- _Records supplied_
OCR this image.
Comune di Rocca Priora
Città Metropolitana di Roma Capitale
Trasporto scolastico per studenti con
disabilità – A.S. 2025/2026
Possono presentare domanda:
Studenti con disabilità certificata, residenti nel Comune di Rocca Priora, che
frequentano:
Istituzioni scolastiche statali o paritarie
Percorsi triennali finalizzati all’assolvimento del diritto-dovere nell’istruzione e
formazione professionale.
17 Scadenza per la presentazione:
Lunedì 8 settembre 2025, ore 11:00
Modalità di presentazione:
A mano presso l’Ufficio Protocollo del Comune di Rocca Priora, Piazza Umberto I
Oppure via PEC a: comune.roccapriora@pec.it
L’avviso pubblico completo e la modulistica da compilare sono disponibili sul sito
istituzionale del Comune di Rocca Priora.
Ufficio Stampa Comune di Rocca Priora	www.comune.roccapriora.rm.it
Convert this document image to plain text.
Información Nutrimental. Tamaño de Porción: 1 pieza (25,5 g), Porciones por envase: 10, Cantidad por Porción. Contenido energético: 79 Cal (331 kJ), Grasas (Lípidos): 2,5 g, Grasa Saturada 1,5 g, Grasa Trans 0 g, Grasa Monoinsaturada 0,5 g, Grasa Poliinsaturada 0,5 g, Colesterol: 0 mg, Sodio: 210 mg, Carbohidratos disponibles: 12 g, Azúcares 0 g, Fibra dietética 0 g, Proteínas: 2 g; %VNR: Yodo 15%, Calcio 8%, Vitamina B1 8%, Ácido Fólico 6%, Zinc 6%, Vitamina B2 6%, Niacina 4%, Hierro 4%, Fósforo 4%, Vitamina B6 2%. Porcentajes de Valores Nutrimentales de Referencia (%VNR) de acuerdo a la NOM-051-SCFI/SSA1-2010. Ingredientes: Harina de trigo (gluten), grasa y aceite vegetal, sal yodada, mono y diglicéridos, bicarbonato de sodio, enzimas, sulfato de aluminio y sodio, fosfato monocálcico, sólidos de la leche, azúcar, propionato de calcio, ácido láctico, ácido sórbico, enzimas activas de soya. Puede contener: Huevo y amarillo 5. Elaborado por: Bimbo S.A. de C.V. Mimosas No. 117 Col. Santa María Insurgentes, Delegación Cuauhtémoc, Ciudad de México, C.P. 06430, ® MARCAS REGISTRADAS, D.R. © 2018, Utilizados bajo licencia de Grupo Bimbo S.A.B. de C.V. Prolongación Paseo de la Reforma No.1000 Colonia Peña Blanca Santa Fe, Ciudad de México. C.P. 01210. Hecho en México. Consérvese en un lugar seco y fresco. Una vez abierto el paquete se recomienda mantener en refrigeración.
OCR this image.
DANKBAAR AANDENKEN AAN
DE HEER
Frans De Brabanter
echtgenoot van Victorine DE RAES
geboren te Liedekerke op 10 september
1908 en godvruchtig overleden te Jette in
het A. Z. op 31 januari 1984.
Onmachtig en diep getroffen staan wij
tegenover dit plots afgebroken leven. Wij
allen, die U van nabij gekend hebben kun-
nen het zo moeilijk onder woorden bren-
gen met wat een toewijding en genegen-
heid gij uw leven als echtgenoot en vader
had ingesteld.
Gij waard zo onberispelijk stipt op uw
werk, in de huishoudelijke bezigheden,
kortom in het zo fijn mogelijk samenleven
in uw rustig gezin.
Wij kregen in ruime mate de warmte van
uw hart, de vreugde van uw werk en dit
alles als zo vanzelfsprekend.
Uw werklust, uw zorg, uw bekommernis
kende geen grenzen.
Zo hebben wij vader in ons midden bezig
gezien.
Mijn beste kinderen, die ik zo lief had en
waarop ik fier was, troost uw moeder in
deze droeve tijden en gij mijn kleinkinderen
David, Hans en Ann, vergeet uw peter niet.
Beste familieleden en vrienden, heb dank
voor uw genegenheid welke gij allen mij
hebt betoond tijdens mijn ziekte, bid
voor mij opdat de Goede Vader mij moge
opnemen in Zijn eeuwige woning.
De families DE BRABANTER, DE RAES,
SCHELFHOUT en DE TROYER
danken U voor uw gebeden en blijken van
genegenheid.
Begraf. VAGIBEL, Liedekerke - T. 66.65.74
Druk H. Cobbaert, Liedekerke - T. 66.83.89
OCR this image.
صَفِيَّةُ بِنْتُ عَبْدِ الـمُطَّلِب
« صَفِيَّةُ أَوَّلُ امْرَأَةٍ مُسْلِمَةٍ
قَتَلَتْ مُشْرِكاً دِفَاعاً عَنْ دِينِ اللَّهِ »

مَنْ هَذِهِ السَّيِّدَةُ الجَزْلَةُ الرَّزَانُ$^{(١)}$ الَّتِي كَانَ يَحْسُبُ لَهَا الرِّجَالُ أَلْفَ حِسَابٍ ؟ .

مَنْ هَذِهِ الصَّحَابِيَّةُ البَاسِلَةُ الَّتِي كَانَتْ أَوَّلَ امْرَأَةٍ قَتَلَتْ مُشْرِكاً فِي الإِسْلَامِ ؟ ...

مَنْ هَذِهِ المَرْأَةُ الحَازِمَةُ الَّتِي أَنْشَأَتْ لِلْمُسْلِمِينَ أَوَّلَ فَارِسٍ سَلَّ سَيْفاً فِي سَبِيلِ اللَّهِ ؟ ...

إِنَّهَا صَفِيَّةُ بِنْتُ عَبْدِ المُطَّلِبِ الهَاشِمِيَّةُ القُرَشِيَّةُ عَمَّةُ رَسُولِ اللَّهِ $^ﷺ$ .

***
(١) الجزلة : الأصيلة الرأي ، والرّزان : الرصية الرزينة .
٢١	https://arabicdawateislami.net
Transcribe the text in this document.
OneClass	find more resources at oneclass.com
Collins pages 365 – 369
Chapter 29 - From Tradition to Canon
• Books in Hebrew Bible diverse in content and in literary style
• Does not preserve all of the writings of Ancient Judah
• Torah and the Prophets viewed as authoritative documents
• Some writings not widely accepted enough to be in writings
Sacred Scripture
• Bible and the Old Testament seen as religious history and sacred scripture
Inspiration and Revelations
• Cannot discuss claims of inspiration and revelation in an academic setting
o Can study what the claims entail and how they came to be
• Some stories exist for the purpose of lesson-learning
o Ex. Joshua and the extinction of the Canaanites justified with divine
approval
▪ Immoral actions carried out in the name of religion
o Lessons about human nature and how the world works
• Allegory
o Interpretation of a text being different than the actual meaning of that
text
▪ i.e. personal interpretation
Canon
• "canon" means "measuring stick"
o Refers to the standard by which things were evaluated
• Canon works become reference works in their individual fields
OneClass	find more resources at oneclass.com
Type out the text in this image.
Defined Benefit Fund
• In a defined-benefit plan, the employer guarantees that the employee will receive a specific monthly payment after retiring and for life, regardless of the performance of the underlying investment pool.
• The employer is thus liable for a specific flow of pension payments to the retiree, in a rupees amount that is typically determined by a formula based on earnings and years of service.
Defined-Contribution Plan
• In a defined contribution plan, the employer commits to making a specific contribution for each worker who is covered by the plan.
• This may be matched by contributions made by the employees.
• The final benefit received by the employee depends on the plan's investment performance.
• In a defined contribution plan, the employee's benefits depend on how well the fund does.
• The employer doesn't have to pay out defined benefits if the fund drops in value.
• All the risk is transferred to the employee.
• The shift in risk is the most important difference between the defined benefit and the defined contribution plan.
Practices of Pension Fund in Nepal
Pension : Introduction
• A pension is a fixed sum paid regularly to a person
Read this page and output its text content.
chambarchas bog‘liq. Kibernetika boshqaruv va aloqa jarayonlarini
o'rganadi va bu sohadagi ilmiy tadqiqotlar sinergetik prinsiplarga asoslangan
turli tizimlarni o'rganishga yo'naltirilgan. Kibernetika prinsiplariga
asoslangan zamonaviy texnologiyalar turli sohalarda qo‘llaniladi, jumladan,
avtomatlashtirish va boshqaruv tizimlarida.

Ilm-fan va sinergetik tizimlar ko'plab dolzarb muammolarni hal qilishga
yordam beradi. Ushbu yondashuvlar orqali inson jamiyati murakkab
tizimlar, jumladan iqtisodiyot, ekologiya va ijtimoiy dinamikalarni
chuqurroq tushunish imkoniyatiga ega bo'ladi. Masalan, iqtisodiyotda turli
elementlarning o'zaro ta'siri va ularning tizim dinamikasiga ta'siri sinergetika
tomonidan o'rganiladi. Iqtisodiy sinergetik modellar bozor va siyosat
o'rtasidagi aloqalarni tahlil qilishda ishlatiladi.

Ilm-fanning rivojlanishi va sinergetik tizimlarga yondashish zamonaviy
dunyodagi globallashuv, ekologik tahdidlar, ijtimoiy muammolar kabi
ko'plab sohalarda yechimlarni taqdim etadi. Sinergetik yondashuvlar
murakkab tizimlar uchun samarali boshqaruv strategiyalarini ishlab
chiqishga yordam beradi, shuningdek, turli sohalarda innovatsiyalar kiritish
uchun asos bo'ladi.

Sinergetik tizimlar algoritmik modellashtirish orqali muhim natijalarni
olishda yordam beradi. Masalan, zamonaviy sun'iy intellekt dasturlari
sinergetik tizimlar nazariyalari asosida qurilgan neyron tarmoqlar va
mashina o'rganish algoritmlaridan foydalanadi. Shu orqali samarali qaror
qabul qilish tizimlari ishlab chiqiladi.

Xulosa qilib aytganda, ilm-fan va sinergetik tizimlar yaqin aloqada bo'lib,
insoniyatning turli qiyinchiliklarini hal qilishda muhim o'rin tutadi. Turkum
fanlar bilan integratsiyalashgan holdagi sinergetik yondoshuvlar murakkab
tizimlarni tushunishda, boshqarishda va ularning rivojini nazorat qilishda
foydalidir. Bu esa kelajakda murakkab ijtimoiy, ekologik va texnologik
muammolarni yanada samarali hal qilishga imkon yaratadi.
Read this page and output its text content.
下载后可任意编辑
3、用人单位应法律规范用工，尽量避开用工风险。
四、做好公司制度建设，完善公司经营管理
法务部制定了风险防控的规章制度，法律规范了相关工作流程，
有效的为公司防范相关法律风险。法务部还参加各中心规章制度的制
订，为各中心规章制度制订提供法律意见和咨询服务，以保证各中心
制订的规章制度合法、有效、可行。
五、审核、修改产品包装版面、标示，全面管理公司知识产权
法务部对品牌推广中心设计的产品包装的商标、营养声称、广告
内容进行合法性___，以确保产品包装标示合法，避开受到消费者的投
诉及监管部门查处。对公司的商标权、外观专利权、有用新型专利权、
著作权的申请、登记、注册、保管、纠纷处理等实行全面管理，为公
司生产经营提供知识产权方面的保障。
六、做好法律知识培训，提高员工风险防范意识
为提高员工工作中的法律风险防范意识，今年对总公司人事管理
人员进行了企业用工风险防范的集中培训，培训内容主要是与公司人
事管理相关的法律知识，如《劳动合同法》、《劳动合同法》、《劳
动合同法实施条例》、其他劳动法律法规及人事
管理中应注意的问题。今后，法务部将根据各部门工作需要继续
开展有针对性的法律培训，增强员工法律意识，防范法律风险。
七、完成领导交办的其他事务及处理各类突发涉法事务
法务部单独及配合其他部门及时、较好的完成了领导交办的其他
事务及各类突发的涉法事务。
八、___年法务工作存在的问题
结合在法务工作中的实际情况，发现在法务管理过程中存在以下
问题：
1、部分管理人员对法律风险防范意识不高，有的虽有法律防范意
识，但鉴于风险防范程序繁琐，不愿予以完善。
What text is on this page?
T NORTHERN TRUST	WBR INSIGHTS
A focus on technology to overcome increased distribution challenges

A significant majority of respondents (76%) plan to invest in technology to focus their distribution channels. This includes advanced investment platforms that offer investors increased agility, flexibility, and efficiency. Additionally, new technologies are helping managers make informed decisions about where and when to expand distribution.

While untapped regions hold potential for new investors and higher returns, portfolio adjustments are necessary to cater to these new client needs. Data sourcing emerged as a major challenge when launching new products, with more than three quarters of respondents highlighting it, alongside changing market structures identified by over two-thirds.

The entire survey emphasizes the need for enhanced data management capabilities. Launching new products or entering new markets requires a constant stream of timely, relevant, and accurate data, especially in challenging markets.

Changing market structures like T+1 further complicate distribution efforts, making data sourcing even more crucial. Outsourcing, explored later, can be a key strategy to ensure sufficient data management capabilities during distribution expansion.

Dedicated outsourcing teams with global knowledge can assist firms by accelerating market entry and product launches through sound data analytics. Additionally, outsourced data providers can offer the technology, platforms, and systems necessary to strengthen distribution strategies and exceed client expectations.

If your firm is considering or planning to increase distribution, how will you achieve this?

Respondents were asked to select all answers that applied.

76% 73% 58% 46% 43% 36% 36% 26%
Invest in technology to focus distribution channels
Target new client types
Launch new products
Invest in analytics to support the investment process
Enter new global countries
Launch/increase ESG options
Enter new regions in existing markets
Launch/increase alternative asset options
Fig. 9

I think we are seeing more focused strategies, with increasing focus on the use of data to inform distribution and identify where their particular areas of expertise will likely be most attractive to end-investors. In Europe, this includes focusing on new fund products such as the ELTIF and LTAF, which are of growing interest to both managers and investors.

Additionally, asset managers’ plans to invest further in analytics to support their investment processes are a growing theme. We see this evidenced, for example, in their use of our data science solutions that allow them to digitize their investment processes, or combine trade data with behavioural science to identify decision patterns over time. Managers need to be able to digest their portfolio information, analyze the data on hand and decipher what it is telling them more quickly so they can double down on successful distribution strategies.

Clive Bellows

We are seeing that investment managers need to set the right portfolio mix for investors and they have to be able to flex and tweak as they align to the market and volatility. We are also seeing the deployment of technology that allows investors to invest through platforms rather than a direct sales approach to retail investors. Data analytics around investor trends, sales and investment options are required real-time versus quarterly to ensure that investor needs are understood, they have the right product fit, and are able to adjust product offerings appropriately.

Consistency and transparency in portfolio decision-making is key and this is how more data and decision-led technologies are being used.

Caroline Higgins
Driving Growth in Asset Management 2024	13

- _What the exercise asks_
Find every line that has "boshqaruv" in it, then return those lines.

- _Response to this exercise_
chambarchas bog‘liq. Kibernetika boshqaruv va aloqa jarayonlarini
avtomatlashtirish va boshqaruv tizimlarida.
murakkab tizimlar uchun samarali boshqaruv strategiyalarini ishlab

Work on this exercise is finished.